Recorded information:
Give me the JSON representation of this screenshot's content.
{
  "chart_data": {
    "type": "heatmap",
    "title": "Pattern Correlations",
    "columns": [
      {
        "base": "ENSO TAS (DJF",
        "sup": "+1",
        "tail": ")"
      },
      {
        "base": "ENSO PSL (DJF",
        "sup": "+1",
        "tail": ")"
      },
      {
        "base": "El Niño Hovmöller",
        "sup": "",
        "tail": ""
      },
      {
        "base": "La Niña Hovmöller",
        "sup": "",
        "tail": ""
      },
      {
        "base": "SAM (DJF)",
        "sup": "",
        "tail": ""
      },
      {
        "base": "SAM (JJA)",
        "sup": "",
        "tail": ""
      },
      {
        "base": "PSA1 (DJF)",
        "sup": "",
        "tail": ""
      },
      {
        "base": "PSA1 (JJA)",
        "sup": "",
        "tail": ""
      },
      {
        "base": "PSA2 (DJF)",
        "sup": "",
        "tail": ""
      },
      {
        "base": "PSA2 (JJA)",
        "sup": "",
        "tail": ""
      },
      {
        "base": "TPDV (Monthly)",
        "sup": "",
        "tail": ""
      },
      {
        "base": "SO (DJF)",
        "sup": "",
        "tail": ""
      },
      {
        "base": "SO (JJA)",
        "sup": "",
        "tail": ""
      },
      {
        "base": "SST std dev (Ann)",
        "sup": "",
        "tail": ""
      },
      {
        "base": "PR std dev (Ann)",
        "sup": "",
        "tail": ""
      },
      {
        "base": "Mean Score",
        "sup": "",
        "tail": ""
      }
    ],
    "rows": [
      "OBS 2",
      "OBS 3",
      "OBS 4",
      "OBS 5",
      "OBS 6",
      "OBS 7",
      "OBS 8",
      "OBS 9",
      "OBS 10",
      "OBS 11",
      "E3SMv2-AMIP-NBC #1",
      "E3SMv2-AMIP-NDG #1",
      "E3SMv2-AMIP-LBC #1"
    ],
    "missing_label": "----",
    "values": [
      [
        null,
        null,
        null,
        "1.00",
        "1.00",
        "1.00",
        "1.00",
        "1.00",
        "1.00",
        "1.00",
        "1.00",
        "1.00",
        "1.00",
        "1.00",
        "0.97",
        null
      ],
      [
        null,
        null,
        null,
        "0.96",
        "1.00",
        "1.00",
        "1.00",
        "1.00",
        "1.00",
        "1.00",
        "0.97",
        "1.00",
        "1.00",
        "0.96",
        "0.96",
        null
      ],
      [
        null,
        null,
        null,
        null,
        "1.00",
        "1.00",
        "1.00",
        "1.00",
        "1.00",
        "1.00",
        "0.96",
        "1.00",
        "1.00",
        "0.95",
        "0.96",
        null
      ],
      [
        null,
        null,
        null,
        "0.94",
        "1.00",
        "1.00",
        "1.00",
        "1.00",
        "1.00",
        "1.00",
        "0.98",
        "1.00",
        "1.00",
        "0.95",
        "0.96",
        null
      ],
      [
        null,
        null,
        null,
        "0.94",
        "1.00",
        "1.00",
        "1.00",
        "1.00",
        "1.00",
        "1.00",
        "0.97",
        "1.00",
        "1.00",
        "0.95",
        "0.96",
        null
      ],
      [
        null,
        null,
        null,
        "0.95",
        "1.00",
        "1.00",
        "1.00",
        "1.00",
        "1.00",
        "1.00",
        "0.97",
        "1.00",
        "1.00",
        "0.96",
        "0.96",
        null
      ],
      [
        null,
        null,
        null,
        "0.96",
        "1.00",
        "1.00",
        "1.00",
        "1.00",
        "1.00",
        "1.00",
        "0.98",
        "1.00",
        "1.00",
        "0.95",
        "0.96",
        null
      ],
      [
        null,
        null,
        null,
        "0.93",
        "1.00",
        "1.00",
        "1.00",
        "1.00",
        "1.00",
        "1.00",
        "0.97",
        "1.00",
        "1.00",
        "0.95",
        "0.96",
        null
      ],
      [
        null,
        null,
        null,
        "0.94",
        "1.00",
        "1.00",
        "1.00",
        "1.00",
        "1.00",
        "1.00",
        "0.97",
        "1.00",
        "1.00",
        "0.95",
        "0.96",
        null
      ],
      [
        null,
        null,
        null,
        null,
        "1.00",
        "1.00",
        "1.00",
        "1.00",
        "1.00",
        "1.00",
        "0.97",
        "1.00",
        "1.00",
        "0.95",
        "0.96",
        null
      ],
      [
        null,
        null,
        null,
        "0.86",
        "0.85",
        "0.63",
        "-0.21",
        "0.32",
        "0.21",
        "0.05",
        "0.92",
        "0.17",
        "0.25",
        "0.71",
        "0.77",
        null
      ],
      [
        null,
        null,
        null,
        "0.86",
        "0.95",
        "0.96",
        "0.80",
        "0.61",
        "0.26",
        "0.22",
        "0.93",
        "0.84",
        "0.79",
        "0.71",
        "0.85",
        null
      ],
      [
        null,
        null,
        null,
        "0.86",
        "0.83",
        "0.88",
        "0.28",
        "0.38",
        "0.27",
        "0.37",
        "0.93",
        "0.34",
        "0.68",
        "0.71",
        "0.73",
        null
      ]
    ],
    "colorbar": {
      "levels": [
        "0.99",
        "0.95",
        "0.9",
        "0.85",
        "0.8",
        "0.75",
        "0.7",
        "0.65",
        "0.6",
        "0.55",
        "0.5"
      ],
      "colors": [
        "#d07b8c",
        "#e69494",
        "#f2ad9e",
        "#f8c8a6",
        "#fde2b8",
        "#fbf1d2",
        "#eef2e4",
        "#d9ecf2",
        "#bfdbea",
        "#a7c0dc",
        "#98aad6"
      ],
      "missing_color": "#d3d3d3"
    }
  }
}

Written exercise: From the entries above, select each line containing the string "AMIP".

Response below:
      "E3SMv2-AMIP-NBC #1",
      "E3SMv2-AMIP-NDG #1",
      "E3SMv2-AMIP-LBC #1"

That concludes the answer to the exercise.